#### [Problems and tasks]
A – Which organizations or publications are named in the passage on cryptojacking?
B – Carry the cryptojacking passage on from its final line.

#### [Passage shown]
• • • •
The Symantec report points out the costs of these cryptojackings has on unsuspecting victims: devices are slowed down, while batteries overheat and can experience a reduced lifespan. When targeted by cryptojackings on a larger-scale, corporate networks face the possibility of getting shut down by coin mining apps, says Symantec. But on a smaller scale, coin miners can escape detection if the change on people’s energy bills is kept relatively small. “This allows cyber criminals to make money without victims even realizing they have something unwanted on their machine or on the website they are visiting,” the report states.

“If you’re stealing others’ energy and resources,” then your actions are unpredictable and largely unmonitored, making it harder to detect if a computer is being used illicitly, says Alex de Vries, the founder of Digiconomist, a site that tracks the energy consumption of bitcoin and ethereum mining, in a phone interview with The Verge, “We have no idea how many machines are being constantly used to mine. You might only notice after a few months that your energy bill is super high.”

“Attackers are moving to obtain more processing power to drive greater profit”
• • • •
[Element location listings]
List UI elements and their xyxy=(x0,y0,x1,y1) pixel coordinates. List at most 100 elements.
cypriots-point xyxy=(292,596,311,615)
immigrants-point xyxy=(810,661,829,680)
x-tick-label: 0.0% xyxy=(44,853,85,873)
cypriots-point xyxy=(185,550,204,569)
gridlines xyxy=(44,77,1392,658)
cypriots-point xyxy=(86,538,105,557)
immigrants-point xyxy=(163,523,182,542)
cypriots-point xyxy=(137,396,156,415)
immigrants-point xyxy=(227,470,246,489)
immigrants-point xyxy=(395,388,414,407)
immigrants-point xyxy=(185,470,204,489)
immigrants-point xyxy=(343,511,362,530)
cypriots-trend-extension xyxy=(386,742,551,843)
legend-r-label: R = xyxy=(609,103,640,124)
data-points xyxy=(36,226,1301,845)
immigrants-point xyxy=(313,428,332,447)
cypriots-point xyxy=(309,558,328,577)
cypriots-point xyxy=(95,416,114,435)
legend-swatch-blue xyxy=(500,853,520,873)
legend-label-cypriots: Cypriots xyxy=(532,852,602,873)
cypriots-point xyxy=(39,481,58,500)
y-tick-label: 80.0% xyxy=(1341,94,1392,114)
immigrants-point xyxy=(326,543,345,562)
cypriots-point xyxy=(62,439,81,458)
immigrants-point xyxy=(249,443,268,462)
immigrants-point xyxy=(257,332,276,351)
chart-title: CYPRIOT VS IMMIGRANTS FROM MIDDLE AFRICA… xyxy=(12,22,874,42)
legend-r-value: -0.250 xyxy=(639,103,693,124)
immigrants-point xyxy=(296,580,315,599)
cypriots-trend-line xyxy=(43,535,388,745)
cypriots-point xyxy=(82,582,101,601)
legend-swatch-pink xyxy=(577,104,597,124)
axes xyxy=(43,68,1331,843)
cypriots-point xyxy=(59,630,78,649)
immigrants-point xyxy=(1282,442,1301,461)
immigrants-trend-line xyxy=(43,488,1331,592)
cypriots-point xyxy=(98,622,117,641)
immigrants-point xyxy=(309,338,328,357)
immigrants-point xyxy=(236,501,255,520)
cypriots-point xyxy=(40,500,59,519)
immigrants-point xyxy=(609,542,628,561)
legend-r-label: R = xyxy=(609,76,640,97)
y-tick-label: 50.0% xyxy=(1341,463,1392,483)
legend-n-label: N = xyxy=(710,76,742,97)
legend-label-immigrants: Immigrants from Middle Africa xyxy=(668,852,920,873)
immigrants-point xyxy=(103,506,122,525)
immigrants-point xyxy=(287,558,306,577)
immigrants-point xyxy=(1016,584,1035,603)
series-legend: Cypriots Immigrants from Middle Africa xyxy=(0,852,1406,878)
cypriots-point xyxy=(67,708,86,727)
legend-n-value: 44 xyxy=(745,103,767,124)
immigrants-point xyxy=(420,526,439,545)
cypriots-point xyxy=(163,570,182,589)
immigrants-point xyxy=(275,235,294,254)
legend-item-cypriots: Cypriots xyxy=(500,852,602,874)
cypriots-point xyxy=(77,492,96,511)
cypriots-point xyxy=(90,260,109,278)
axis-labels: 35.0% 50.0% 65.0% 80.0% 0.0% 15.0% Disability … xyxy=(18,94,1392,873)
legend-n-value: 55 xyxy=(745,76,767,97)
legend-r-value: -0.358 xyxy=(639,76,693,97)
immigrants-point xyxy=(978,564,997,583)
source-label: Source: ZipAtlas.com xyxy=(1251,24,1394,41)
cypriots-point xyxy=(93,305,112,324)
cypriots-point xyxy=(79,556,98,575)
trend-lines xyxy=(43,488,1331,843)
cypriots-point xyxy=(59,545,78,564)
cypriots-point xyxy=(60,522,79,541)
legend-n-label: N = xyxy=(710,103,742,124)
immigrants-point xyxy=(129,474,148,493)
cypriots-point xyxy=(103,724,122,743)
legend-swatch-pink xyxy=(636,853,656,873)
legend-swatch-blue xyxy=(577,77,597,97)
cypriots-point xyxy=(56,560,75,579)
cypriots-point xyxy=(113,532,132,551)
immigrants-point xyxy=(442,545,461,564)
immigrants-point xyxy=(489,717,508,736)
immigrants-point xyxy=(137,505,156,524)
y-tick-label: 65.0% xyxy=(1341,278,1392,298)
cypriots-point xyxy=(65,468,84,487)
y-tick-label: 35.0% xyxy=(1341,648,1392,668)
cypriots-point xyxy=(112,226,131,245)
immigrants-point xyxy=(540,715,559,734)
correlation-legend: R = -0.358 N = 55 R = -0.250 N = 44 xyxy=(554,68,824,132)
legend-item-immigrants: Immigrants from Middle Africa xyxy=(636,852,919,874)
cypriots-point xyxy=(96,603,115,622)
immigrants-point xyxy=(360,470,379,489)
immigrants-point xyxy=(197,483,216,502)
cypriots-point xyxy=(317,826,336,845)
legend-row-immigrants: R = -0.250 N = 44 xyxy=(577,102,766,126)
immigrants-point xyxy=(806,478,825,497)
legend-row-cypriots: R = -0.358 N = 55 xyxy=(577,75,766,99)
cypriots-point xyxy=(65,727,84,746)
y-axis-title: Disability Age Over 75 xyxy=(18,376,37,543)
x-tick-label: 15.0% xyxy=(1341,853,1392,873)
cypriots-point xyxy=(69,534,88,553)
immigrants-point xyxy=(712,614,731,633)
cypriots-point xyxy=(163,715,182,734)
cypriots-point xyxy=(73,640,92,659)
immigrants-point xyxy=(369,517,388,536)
• • • •
#### [Answers below]
A – Symantec, Digiconomist, The Verge

B –
Cybercriminals will continue to try and harness more and more of our resources for mining,” Symantec’s director of Security Response Kevin Haley told The Verge, “So while a great portion of these threats are browser-based, hijacking PCs, Macs and smart phones, attackers are moving to obtain more processing power to drive greater profit.” 

Cryptojacking is likely to remain an issue while it’s still profitable to mine cryptocurrencies off others’ computers and worth the risk of getting caught. If the prices of cryptocurrencies dip back down to become virtually worthless again, as they were when bitcoin was first created in 2009, coin mining could naturally disappear as a means of making money.

Update March 22, 12:00PM ET: This article has been updated to reflect that it was coin mining as an entire category and not cryptojacking that rose by 34,000 percent last year.